§ **Instructions to follow**
Return all lines with the word "Jumlah" in them.
━━━━━ Given records ━━━━━
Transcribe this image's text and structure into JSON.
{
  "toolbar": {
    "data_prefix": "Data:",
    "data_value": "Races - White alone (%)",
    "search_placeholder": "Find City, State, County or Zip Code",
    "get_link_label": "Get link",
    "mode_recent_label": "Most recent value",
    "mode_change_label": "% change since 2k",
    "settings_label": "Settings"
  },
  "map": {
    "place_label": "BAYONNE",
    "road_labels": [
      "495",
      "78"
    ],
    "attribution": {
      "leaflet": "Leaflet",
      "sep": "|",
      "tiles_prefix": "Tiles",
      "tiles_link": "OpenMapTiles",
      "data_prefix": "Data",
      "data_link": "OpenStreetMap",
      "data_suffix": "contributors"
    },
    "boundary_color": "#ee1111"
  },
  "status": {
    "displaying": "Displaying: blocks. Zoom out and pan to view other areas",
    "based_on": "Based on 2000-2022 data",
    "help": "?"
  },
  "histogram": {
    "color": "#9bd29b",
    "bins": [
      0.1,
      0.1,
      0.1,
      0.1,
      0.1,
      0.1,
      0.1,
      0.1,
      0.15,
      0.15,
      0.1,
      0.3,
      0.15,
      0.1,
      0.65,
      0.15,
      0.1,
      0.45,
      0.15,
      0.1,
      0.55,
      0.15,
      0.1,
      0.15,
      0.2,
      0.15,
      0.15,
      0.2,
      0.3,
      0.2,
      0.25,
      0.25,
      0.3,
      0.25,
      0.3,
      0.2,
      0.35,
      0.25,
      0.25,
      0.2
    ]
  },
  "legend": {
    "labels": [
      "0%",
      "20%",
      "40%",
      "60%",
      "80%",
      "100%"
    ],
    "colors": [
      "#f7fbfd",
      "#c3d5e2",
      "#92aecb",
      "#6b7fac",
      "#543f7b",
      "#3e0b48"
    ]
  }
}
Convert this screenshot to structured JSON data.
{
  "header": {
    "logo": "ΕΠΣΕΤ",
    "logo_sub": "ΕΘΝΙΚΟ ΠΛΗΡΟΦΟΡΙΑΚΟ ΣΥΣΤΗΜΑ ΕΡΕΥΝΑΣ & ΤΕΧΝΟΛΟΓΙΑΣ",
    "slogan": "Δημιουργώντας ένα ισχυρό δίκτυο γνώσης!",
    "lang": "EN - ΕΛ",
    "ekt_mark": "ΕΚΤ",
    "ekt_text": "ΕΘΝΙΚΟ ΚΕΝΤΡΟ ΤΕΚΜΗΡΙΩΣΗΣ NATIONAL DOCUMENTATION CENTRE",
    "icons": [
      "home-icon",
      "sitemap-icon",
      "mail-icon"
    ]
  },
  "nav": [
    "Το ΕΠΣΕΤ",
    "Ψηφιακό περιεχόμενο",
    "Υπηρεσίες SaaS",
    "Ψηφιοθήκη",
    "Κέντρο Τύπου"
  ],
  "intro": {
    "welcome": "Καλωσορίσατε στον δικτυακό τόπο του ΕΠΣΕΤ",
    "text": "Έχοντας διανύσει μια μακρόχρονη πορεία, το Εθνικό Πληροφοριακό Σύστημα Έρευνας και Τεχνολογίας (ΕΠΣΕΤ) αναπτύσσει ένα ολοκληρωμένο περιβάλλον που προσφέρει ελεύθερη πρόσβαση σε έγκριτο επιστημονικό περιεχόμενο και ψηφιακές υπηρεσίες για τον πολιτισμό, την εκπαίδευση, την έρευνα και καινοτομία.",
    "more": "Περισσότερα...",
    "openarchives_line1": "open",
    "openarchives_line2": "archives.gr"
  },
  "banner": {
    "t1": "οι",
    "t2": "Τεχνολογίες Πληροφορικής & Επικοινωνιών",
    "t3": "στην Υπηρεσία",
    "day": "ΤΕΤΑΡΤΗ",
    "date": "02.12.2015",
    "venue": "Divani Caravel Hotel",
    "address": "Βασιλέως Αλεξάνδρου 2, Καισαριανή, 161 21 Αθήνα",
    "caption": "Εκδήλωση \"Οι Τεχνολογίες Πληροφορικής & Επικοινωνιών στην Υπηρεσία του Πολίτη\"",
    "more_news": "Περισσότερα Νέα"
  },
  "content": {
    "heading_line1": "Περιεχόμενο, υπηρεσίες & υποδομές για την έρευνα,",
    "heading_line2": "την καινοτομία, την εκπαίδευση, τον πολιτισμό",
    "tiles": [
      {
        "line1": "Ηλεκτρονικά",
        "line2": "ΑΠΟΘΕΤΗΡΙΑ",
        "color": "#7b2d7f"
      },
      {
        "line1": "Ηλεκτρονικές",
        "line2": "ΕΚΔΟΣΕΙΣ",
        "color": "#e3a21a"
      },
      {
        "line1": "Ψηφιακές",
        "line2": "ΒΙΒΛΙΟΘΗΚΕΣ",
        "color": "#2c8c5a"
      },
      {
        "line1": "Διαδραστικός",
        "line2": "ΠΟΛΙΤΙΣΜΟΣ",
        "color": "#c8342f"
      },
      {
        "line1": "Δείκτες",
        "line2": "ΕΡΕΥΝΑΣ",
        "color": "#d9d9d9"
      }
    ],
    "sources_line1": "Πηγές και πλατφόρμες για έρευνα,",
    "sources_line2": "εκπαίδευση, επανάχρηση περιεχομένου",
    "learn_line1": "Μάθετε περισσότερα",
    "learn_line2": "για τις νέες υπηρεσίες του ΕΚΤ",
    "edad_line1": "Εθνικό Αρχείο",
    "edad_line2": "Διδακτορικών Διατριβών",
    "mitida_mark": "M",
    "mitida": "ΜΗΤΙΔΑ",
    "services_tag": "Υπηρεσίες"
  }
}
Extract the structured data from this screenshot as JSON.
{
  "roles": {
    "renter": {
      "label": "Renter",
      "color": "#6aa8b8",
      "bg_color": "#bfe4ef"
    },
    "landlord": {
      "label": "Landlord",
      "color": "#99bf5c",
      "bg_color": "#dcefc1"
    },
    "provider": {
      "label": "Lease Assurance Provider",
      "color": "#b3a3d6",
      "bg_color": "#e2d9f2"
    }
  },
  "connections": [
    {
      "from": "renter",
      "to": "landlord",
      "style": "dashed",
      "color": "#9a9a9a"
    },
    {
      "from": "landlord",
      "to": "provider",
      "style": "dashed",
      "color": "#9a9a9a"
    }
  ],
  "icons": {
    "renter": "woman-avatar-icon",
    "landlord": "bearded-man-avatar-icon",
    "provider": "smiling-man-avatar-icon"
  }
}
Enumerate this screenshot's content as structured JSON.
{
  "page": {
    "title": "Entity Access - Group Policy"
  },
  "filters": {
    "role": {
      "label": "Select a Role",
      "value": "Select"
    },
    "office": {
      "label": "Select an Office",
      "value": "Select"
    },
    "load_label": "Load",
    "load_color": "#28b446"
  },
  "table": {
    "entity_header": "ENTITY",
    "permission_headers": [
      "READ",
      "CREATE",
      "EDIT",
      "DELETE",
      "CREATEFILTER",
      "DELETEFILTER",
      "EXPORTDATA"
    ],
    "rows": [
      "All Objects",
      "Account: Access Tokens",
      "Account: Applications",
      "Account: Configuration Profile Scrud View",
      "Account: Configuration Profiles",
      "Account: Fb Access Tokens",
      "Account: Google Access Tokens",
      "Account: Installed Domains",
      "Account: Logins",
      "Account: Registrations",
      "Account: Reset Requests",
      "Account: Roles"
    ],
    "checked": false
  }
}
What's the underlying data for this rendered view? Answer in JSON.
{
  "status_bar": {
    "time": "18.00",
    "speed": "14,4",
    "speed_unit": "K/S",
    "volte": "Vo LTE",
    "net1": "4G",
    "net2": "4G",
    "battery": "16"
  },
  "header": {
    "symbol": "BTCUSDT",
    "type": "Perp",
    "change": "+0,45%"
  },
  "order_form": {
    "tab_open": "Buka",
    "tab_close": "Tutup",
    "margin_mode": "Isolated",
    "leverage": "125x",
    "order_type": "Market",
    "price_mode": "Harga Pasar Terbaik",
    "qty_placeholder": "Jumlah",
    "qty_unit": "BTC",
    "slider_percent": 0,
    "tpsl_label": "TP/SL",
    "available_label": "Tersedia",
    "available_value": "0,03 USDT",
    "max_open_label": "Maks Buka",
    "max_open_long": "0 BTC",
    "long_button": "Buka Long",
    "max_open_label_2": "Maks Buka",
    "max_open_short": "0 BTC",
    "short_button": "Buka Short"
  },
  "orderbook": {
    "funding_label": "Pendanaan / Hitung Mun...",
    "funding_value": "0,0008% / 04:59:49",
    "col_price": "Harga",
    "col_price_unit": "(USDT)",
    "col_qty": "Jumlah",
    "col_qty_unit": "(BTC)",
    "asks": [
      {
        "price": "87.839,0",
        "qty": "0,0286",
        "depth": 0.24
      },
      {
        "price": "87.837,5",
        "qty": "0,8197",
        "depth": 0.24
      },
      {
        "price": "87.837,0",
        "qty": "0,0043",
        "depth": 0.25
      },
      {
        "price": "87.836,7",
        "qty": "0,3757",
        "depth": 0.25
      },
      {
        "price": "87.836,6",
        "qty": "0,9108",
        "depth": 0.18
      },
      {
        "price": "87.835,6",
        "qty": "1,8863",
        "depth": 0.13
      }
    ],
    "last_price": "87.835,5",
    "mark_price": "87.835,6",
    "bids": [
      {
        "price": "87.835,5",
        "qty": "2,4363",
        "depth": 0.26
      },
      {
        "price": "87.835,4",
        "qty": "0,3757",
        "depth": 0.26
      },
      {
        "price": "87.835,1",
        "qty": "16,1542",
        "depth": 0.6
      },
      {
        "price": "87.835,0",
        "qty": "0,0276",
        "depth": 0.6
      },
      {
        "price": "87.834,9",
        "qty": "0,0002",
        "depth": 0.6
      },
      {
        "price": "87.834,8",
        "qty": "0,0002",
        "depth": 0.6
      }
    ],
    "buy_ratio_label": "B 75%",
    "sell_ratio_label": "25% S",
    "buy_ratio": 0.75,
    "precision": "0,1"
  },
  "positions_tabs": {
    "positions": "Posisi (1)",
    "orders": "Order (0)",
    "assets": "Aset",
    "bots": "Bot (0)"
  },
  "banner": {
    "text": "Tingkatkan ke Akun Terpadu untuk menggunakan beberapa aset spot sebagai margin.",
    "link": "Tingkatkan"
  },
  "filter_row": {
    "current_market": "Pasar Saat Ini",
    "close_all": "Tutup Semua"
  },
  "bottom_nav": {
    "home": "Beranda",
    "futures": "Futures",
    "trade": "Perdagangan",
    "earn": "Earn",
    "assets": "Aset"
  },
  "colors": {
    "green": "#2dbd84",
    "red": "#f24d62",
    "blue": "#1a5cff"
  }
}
━━━━━
§ **Answer for the task**
    "qty_placeholder": "Jumlah",
    "col_qty": "Jumlah",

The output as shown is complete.